--- START OF Input material ---

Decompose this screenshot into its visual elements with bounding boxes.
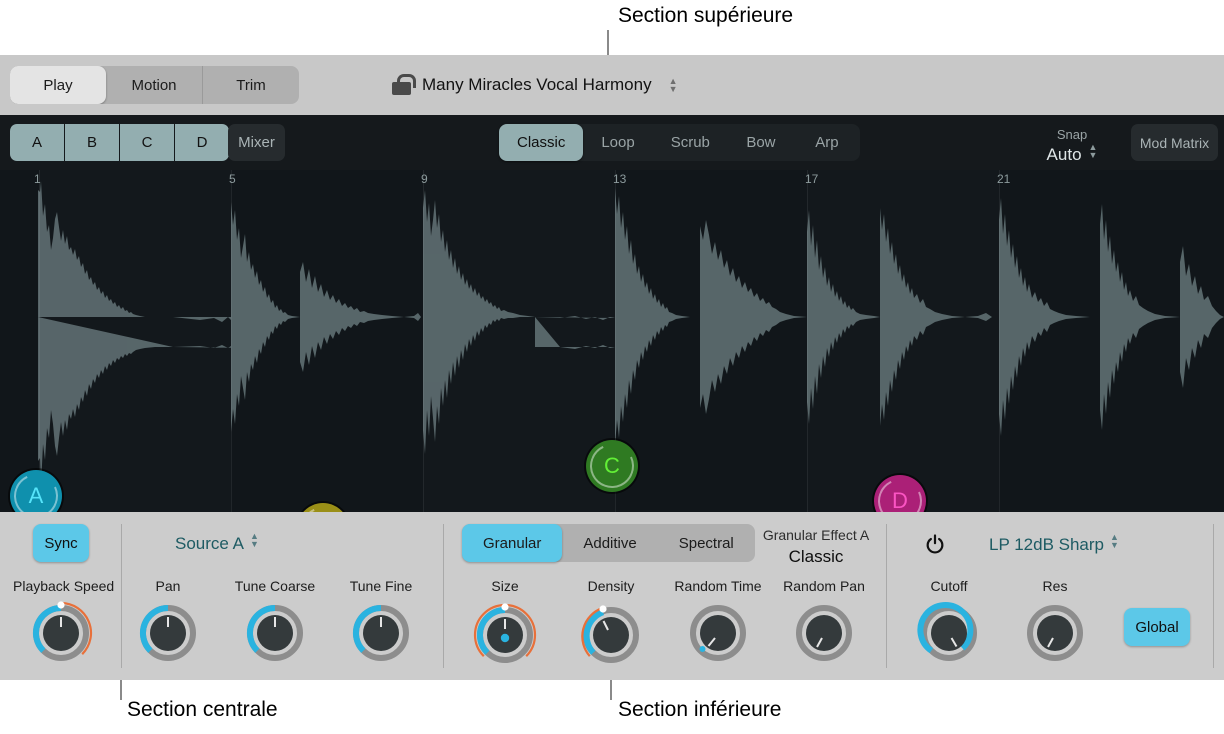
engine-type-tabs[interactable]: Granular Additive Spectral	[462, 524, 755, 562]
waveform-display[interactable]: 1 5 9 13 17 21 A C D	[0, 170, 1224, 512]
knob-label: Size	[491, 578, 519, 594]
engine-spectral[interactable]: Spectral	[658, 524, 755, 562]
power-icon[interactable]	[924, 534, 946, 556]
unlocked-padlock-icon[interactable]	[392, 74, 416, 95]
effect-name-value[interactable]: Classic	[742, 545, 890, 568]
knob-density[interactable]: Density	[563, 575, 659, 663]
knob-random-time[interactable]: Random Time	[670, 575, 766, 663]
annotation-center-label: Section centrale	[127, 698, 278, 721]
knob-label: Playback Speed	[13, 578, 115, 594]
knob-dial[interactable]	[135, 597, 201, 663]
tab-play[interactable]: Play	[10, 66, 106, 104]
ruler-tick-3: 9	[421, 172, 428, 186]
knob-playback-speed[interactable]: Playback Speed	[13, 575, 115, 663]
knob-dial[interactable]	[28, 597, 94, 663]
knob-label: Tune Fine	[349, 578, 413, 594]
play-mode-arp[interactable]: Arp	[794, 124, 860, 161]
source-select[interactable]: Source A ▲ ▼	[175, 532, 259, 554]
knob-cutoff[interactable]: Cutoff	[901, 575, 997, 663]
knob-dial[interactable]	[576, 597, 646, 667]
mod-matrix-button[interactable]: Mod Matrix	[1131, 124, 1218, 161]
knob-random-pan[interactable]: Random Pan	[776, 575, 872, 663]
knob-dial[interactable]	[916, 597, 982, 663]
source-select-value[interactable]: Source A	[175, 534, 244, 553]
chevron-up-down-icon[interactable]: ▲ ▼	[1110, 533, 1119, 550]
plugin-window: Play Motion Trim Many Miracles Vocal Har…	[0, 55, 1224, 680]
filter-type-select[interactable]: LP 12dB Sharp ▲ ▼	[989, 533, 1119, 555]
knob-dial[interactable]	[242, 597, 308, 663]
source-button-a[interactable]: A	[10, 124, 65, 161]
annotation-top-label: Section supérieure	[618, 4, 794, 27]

--- END OF Input material ---

Please copy out every line of the rows above without changing a character. Leave out the picture markers.

Decompose this screenshot into its visual elements with bounding boxes.
engine-type-tabs[interactable]: Granular Additive Spectral	[462, 524, 755, 562]
waveform-display[interactable]: 1 5 9 13 17 21 A C D	[0, 170, 1224, 512]
knob-label: Size	[491, 578, 519, 594]
engine-spectral[interactable]: Spectral	[658, 524, 755, 562]
power-icon[interactable]	[924, 534, 946, 556]
unlocked-padlock-icon[interactable]	[392, 74, 416, 95]
effect-name-value[interactable]: Classic	[742, 545, 890, 568]
knob-density[interactable]: Density	[563, 575, 659, 663]
knob-random-time[interactable]: Random Time	[670, 575, 766, 663]
annotation-center-label: Section centrale	[127, 698, 278, 721]
knob-label: Playback Speed	[13, 578, 115, 594]
knob-dial[interactable]	[135, 597, 201, 663]
tab-play[interactable]: Play	[10, 66, 106, 104]
ruler-tick-3: 9	[421, 172, 428, 186]
knob-playback-speed[interactable]: Playback Speed	[13, 575, 115, 663]
knob-dial[interactable]	[28, 597, 94, 663]
knob-label: Tune Fine	[349, 578, 413, 594]
play-mode-arp[interactable]: Arp	[794, 124, 860, 161]
source-select[interactable]: Source A ▲ ▼	[175, 532, 259, 554]
knob-cutoff[interactable]: Cutoff	[901, 575, 997, 663]
knob-dial[interactable]	[576, 597, 646, 667]
mod-matrix-button[interactable]: Mod Matrix	[1131, 124, 1218, 161]
knob-random-pan[interactable]: Random Pan	[776, 575, 872, 663]
knob-dial[interactable]	[916, 597, 982, 663]
source-select-value[interactable]: Source A	[175, 534, 244, 553]
chevron-up-down-icon[interactable]: ▲ ▼	[1110, 533, 1119, 550]
plugin-window: Play Motion Trim Many Miracles Vocal Har…	[0, 55, 1224, 680]
filter-type-select[interactable]: LP 12dB Sharp ▲ ▼	[989, 533, 1119, 555]
knob-dial[interactable]	[242, 597, 308, 663]
source-button-a[interactable]: A	[10, 124, 65, 161]
annotation-top-label: Section supérieure	[618, 4, 794, 27]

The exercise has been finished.